(Lines of data)

(begin)

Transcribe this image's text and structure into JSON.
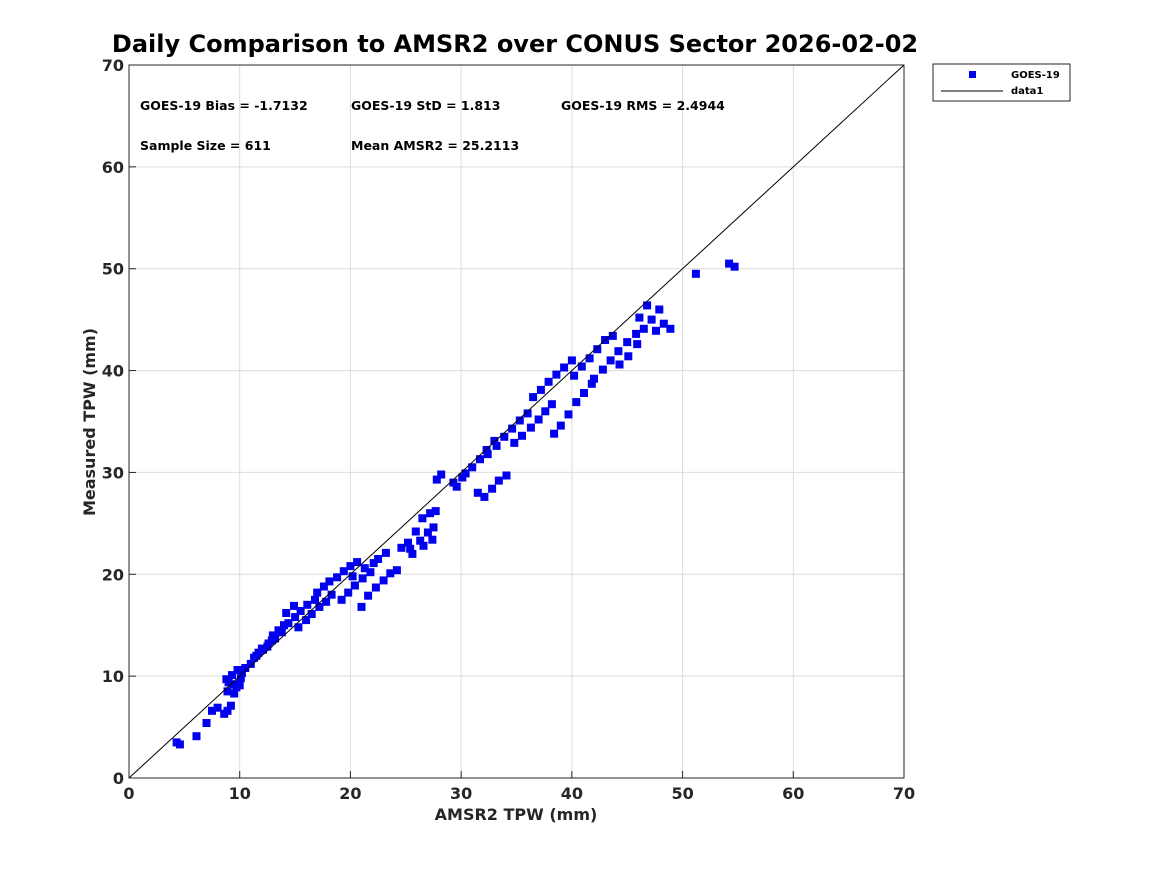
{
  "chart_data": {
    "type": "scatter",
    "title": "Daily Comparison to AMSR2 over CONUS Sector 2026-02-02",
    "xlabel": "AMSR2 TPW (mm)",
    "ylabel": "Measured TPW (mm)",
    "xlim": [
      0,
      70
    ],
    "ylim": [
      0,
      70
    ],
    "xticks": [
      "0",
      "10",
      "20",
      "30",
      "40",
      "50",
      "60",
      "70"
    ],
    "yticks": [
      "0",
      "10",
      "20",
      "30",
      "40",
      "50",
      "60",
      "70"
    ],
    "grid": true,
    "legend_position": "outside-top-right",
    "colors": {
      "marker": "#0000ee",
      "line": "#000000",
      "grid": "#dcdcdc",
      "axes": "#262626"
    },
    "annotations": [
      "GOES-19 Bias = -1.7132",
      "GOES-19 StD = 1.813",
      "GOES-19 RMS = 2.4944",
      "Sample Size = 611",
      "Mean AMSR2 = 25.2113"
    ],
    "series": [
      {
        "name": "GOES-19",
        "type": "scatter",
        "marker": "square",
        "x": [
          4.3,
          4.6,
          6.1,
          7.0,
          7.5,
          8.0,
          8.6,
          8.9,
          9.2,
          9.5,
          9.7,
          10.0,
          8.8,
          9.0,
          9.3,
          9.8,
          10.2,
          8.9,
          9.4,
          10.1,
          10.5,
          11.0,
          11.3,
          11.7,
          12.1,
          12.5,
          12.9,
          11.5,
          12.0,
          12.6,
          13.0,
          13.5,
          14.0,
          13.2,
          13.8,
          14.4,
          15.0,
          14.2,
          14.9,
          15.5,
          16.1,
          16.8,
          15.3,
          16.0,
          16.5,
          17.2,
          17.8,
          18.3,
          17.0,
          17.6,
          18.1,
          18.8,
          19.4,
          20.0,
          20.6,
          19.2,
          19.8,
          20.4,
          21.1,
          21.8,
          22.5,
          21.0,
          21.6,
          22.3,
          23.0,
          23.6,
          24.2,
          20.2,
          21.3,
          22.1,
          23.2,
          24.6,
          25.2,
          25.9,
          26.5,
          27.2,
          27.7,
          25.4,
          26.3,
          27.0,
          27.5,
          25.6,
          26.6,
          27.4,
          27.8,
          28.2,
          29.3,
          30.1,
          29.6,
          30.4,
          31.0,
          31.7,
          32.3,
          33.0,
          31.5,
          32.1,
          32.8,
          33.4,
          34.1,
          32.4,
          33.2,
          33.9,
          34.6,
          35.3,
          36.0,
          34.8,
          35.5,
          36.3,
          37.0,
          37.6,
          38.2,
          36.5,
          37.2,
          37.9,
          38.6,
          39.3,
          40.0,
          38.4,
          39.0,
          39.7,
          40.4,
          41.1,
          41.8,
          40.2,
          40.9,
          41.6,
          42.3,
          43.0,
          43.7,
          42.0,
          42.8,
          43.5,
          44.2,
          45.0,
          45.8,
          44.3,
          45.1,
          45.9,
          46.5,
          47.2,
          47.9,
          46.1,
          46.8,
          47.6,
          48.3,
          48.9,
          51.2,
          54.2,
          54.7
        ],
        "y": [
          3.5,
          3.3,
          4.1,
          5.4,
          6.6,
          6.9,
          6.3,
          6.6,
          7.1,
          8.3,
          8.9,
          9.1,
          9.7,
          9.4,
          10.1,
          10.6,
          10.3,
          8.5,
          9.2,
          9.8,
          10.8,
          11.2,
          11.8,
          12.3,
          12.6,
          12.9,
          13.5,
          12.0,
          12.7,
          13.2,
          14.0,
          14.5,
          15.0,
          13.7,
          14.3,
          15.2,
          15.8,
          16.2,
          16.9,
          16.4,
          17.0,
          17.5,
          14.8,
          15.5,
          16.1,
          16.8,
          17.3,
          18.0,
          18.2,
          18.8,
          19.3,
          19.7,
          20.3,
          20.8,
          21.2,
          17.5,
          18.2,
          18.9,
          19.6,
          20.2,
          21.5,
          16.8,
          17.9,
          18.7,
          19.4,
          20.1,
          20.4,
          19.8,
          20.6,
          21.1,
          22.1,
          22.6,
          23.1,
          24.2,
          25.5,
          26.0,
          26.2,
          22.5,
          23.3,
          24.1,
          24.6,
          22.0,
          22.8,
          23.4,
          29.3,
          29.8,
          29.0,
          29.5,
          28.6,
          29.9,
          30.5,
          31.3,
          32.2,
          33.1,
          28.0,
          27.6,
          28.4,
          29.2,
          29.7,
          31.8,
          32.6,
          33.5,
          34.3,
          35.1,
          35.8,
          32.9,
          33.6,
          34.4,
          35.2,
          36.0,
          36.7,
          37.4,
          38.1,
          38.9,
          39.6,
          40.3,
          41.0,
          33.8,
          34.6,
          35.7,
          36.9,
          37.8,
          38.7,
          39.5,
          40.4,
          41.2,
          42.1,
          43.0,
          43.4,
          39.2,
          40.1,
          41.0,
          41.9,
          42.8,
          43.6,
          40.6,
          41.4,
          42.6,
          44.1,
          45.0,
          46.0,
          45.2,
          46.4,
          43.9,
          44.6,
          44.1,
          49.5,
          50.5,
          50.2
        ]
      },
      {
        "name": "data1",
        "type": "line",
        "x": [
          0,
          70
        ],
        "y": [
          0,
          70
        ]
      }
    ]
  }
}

(end)
(begin)

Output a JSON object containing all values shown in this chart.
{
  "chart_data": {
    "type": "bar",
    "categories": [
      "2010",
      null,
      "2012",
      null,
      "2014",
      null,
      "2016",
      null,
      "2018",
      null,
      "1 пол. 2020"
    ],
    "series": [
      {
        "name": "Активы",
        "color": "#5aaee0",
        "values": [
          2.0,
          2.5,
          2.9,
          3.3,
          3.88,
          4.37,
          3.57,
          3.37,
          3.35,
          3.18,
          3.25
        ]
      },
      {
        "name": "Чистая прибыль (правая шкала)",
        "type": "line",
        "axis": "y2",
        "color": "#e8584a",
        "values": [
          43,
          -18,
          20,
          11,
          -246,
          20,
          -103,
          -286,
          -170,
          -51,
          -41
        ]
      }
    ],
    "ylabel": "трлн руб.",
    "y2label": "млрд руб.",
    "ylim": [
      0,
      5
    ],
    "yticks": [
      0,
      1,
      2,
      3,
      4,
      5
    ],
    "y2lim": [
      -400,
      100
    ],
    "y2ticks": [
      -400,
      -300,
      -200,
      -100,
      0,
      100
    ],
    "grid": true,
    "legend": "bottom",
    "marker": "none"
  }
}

(end)

Task goal: Which lines contain "type"? Show each of them.

Response to the exercise:
    "type": "scatter",
        "type": "scatter",
        "type": "line",
    "type": "bar",
        "type": "line",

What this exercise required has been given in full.